__PROMPT__
Send each entry back exactly as given, pictures excluded.

================================

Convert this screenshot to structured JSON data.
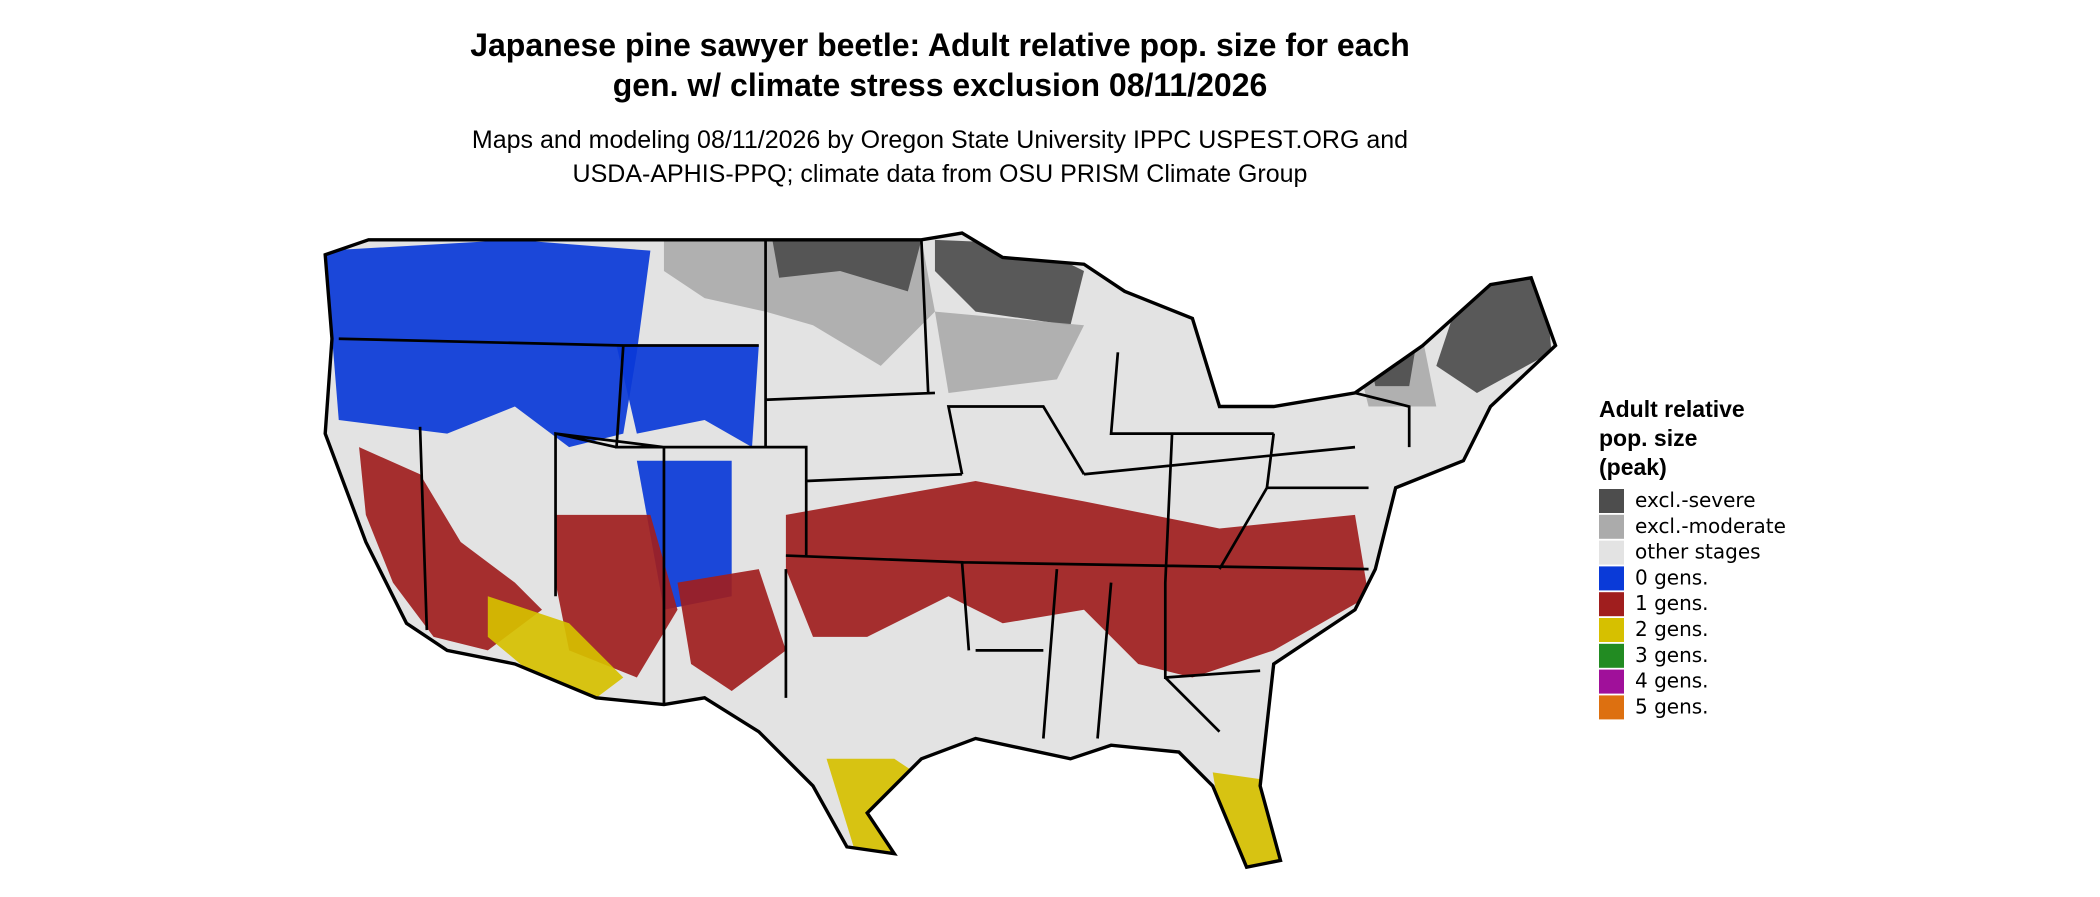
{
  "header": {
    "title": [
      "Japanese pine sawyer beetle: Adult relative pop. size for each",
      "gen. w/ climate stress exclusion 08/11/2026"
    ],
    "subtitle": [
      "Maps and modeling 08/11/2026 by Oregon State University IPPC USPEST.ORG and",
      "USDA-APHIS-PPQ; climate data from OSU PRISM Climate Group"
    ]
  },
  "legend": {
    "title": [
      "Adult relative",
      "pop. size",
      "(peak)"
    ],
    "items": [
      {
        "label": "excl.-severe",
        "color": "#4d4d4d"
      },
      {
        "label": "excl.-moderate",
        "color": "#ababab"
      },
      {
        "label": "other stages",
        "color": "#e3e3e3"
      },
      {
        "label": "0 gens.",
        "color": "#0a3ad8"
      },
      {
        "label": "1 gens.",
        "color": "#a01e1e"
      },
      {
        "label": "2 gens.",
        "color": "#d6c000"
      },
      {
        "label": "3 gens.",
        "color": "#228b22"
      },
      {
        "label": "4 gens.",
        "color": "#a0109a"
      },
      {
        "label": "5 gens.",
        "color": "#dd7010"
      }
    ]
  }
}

================================

__TASK SOLUTION__
Convert this screenshot to structured JSON data.
{
  "header": {
    "title": [
      "Japanese pine sawyer beetle: Adult relative pop. size for each",
      "gen. w/ climate stress exclusion 08/11/2026"
    ],
    "subtitle": [
      "Maps and modeling 08/11/2026 by Oregon State University IPPC USPEST.ORG and",
      "USDA-APHIS-PPQ; climate data from OSU PRISM Climate Group"
    ]
  },
  "legend": {
    "title": [
      "Adult relative",
      "pop. size",
      "(peak)"
    ],
    "items": [
      {
        "label": "excl.-severe",
        "color": "#4d4d4d"
      },
      {
        "label": "excl.-moderate",
        "color": "#ababab"
      },
      {
        "label": "other stages",
        "color": "#e3e3e3"
      },
      {
        "label": "0 gens.",
        "color": "#0a3ad8"
      },
      {
        "label": "1 gens.",
        "color": "#a01e1e"
      },
      {
        "label": "2 gens.",
        "color": "#d6c000"
      },
      {
        "label": "3 gens.",
        "color": "#228b22"
      },
      {
        "label": "4 gens.",
        "color": "#a0109a"
      },
      {
        "label": "5 gens.",
        "color": "#dd7010"
      }
    ]
  }
}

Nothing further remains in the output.